### INSTRUCTIONS TO FOLLOW
Your task is to gather the lines below that hold the string "where".

[Source records]
►

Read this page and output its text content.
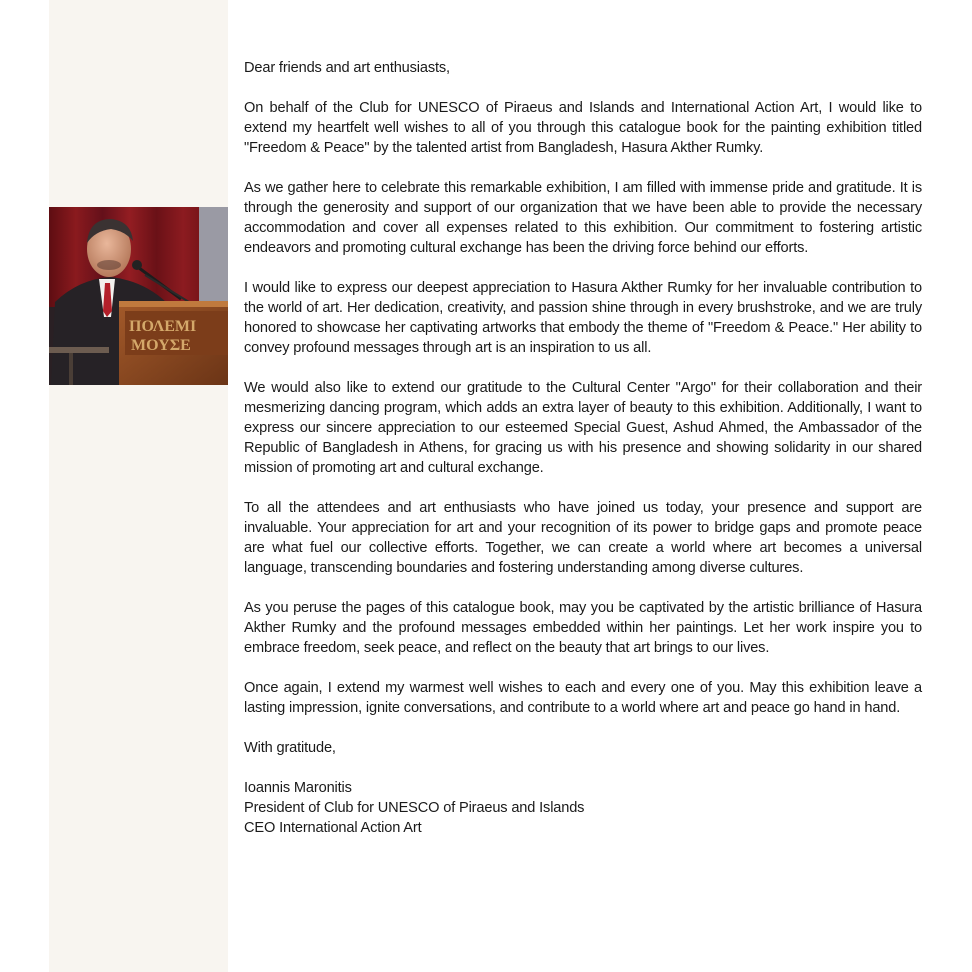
ΠΟΛΕΜΙ
ΜΟΥΣΕ

Dear friends and art enthusiasts,

On behalf of the Club for UNESCO of Piraeus and Islands and International Action Art, I would like to extend my heartfelt well wishes to all of you through this catalogue book for the painting exhibition titled "Freedom & Peace" by the talented artist from Bangladesh, Hasura Akther Rumky.

As we gather here to celebrate this remarkable exhibition, I am filled with immense pride and gratitude. It is through the generosity and support of our organization that we have been able to provide the necessary accommodation and cover all expenses related to this exhibition. Our commitment to fostering artistic endeavors and promoting cultural exchange has been the driving force behind our efforts.

I would like to express our deepest appreciation to Hasura Akther Rumky for her invaluable contribution to the world of art. Her dedication, creativity, and passion shine through in every brushstroke, and we are truly honored to showcase her captivating artworks that embody the theme of "Freedom & Peace." Her ability to convey profound messages through art is an inspiration to us all.

We would also like to extend our gratitude to the Cultural Center "Argo" for their collaboration and their mesmerizing dancing program, which adds an extra layer of beauty to this exhibition. Additionally, I want to express our sincere appreciation to our esteemed Special Guest, Ashud Ahmed, the Ambassador of the Republic of Bangladesh in Athens, for gracing us with his presence and showing solidarity in our shared mission of promoting art and cultural exchange.

To all the attendees and art enthusiasts who have joined us today, your presence and support are invaluable. Your appreciation for art and your recognition of its power to bridge gaps and promote peace are what fuel our collective efforts. Together, we can create a world where art becomes a universal language, transcending boundaries and fostering understanding among diverse cultures.

As you peruse the pages of this catalogue book, may you be captivated by the artistic brilliance of Hasura Akther Rumky and the profound messages embedded within her paintings. Let her work inspire you to embrace freedom, seek peace, and reflect on the beauty that art brings to our lives.

Once again, I extend my warmest well wishes to each and every one of you. May this exhibition leave a lasting impression, ignite conversations, and contribute to a world where art and peace go hand in hand.

With gratitude,

Ioannis Maronitis
President of Club for UNESCO of Piraeus and Islands
CEO International Action Art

◄

### REPLY TO THE TASK
To all the attendees and art enthusiasts who have joined us today, your presence and support are invaluable. Your appreciation for art and your recognition of its power to bridge gaps and promote peace are what fuel our collective efforts. Together, we can create a world where art becomes a universal language, transcending boundaries and fostering understanding among diverse cultures.
Once again, I extend my warmest well wishes to each and every one of you. May this exhibition leave a lasting impression, ignite conversations, and contribute to a world where art and peace go hand in hand.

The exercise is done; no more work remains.